Reproduce the listing below without any change.

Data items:
......

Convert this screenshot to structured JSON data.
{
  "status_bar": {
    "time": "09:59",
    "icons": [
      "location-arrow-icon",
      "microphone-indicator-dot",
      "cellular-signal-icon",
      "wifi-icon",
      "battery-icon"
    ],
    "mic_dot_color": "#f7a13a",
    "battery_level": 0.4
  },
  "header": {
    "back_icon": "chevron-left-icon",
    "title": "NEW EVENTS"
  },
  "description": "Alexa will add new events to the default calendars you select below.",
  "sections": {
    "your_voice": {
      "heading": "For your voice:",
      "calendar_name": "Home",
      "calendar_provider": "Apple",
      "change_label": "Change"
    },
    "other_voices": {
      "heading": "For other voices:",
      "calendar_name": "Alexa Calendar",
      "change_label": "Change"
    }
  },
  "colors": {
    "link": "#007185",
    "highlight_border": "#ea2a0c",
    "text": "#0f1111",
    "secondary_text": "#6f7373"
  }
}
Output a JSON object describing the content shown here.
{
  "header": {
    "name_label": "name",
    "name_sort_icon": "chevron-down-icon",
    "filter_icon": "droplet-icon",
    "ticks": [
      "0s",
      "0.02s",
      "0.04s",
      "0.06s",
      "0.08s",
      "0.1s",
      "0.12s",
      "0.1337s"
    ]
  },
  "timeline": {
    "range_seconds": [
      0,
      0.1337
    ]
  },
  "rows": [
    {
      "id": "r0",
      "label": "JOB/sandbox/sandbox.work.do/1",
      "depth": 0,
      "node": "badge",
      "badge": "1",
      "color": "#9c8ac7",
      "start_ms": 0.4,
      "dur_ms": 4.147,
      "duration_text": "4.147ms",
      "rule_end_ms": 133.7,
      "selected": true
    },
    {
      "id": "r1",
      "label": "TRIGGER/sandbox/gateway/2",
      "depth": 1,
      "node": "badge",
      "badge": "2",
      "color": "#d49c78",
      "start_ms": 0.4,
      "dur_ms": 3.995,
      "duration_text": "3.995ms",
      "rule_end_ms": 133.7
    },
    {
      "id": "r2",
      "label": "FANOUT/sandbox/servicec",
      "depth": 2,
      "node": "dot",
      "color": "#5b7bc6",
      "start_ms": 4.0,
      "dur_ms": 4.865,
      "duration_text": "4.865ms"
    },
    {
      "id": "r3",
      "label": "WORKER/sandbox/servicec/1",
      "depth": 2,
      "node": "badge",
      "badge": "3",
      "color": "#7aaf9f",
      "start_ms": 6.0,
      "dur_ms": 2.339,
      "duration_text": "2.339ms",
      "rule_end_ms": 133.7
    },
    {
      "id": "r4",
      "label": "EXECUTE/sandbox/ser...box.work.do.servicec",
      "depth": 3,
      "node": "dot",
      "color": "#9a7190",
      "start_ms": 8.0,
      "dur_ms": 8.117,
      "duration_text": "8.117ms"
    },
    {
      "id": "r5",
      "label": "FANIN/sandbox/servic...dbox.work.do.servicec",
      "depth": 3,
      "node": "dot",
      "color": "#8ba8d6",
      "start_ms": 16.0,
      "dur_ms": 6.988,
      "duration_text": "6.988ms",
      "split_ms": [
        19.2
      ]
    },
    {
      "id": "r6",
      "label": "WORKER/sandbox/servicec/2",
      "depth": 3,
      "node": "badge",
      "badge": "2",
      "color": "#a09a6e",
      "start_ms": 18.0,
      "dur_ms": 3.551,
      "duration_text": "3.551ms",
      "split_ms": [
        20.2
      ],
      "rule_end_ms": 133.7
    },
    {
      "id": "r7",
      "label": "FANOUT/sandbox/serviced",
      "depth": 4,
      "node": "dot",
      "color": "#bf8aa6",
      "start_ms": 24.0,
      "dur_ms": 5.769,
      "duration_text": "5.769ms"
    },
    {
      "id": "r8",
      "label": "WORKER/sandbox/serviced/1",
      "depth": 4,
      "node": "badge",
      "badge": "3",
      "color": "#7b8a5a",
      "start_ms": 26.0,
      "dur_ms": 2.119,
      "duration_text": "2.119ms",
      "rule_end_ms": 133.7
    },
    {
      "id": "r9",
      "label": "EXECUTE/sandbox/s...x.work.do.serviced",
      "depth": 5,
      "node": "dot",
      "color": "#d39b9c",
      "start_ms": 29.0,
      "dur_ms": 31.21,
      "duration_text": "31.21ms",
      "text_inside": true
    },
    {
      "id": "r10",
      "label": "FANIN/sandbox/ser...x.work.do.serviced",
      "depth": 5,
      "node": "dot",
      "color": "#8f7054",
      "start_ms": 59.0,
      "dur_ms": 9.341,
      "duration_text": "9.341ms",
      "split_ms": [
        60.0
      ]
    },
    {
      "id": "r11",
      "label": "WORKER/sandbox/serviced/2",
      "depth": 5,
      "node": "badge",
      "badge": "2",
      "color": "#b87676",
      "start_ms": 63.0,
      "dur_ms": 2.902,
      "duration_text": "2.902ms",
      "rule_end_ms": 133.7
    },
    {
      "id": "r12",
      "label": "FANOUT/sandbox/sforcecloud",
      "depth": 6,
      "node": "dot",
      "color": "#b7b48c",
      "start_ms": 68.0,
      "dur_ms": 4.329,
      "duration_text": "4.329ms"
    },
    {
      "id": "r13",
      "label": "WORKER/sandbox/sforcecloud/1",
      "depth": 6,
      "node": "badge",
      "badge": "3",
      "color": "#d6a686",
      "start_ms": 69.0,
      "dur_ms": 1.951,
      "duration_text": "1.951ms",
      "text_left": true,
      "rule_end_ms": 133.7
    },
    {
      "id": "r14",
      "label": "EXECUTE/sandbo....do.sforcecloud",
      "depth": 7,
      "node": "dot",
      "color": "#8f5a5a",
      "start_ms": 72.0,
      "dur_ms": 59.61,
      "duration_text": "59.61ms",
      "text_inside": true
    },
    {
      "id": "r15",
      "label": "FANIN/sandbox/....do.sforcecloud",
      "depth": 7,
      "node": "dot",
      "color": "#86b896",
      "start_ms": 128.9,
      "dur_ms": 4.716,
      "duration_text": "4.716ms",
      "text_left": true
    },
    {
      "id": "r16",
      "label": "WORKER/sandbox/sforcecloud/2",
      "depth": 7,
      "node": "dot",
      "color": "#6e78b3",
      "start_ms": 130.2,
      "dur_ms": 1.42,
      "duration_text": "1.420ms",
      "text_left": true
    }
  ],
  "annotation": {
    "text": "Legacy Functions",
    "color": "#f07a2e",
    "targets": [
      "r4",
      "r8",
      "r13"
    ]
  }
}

......

> [EXERCISE OUTPUT]
Convert this screenshot to structured JSON data.
{
  "status_bar": {
    "time": "09:59",
    "icons": [
      "location-arrow-icon",
      "microphone-indicator-dot",
      "cellular-signal-icon",
      "wifi-icon",
      "battery-icon"
    ],
    "mic_dot_color": "#f7a13a",
    "battery_level": 0.4
  },
  "header": {
    "back_icon": "chevron-left-icon",
    "title": "NEW EVENTS"
  },
  "description": "Alexa will add new events to the default calendars you select below.",
  "sections": {
    "your_voice": {
      "heading": "For your voice:",
      "calendar_name": "Home",
      "calendar_provider": "Apple",
      "change_label": "Change"
    },
    "other_voices": {
      "heading": "For other voices:",
      "calendar_name": "Alexa Calendar",
      "change_label": "Change"
    }
  },
  "colors": {
    "link": "#007185",
    "highlight_border": "#ea2a0c",
    "text": "#0f1111",
    "secondary_text": "#6f7373"
  }
}
Output a JSON object describing the content shown here.
{
  "header": {
    "name_label": "name",
    "name_sort_icon": "chevron-down-icon",
    "filter_icon": "droplet-icon",
    "ticks": [
      "0s",
      "0.02s",
      "0.04s",
      "0.06s",
      "0.08s",
      "0.1s",
      "0.12s",
      "0.1337s"
    ]
  },
  "timeline": {
    "range_seconds": [
      0,
      0.1337
    ]
  },
  "rows": [
    {
      "id": "r0",
      "label": "JOB/sandbox/sandbox.work.do/1",
      "depth": 0,
      "node": "badge",
      "badge": "1",
      "color": "#9c8ac7",
      "start_ms": 0.4,
      "dur_ms": 4.147,
      "duration_text": "4.147ms",
      "rule_end_ms": 133.7,
      "selected": true
    },
    {
      "id": "r1",
      "label": "TRIGGER/sandbox/gateway/2",
      "depth": 1,
      "node": "badge",
      "badge": "2",
      "color": "#d49c78",
      "start_ms": 0.4,
      "dur_ms": 3.995,
      "duration_text": "3.995ms",
      "rule_end_ms": 133.7
    },
    {
      "id": "r2",
      "label": "FANOUT/sandbox/servicec",
      "depth": 2,
      "node": "dot",
      "color": "#5b7bc6",
      "start_ms": 4.0,
      "dur_ms": 4.865,
      "duration_text": "4.865ms"
    },
    {
      "id": "r3",
      "label": "WORKER/sandbox/servicec/1",
      "depth": 2,
      "node": "badge",
      "badge": "3",
      "color": "#7aaf9f",
      "start_ms": 6.0,
      "dur_ms": 2.339,
      "duration_text": "2.339ms",
      "rule_end_ms": 133.7
    },
    {
      "id": "r4",
      "label": "EXECUTE/sandbox/ser...box.work.do.servicec",
      "depth": 3,
      "node": "dot",
      "color": "#9a7190",
      "start_ms": 8.0,
      "dur_ms": 8.117,
      "duration_text": "8.117ms"
    },
    {
      "id": "r5",
      "label": "FANIN/sandbox/servic...dbox.work.do.servicec",
      "depth": 3,
      "node": "dot",
      "color": "#8ba8d6",
      "start_ms": 16.0,
      "dur_ms": 6.988,
      "duration_text": "6.988ms",
      "split_ms": [
        19.2
      ]
    },
    {
      "id": "r6",
      "label": "WORKER/sandbox/servicec/2",
      "depth": 3,
      "node": "badge",
      "badge": "2",
      "color": "#a09a6e",
      "start_ms": 18.0,
      "dur_ms": 3.551,
      "duration_text": "3.551ms",
      "split_ms": [
        20.2
      ],
      "rule_end_ms": 133.7
    },
    {
      "id": "r7",
      "label": "FANOUT/sandbox/serviced",
      "depth": 4,
      "node": "dot",
      "color": "#bf8aa6",
      "start_ms": 24.0,
      "dur_ms": 5.769,
      "duration_text": "5.769ms"
    },
    {
      "id": "r8",
      "label": "WORKER/sandbox/serviced/1",
      "depth": 4,
      "node": "badge",
      "badge": "3",
      "color": "#7b8a5a",
      "start_ms": 26.0,
      "dur_ms": 2.119,
      "duration_text": "2.119ms",
      "rule_end_ms": 133.7
    },
    {
      "id": "r9",
      "label": "EXECUTE/sandbox/s...x.work.do.serviced",
      "depth": 5,
      "node": "dot",
      "color": "#d39b9c",
      "start_ms": 29.0,
      "dur_ms": 31.21,
      "duration_text": "31.21ms",
      "text_inside": true
    },
    {
      "id": "r10",
      "label": "FANIN/sandbox/ser...x.work.do.serviced",
      "depth": 5,
      "node": "dot",
      "color": "#8f7054",
      "start_ms": 59.0,
      "dur_ms": 9.341,
      "duration_text": "9.341ms",
      "split_ms": [
        60.0
      ]
    },
    {
      "id": "r11",
      "label": "WORKER/sandbox/serviced/2",
      "depth": 5,
      "node": "badge",
      "badge": "2",
      "color": "#b87676",
      "start_ms": 63.0,
      "dur_ms": 2.902,
      "duration_text": "2.902ms",
      "rule_end_ms": 133.7
    },
    {
      "id": "r12",
      "label": "FANOUT/sandbox/sforcecloud",
      "depth": 6,
      "node": "dot",
      "color": "#b7b48c",
      "start_ms": 68.0,
      "dur_ms": 4.329,
      "duration_text": "4.329ms"
    },
    {
      "id": "r13",
      "label": "WORKER/sandbox/sforcecloud/1",
      "depth": 6,
      "node": "badge",
      "badge": "3",
      "color": "#d6a686",
      "start_ms": 69.0,
      "dur_ms": 1.951,
      "duration_text": "1.951ms",
      "text_left": true,
      "rule_end_ms": 133.7
    },
    {
      "id": "r14",
      "label": "EXECUTE/sandbo....do.sforcecloud",
      "depth": 7,
      "node": "dot",
      "color": "#8f5a5a",
      "start_ms": 72.0,
      "dur_ms": 59.61,
      "duration_text": "59.61ms",
      "text_inside": true
    },
    {
      "id": "r15",
      "label": "FANIN/sandbox/....do.sforcecloud",
      "depth": 7,
      "node": "dot",
      "color": "#86b896",
      "start_ms": 128.9,
      "dur_ms": 4.716,
      "duration_text": "4.716ms",
      "text_left": true
    },
    {
      "id": "r16",
      "label": "WORKER/sandbox/sforcecloud/2",
      "depth": 7,
      "node": "dot",
      "color": "#6e78b3",
      "start_ms": 130.2,
      "dur_ms": 1.42,
      "duration_text": "1.420ms",
      "text_left": true
    }
  ],
  "annotation": {
    "text": "Legacy Functions",
    "color": "#f07a2e",
    "targets": [
      "r4",
      "r8",
      "r13"
    ]
  }
}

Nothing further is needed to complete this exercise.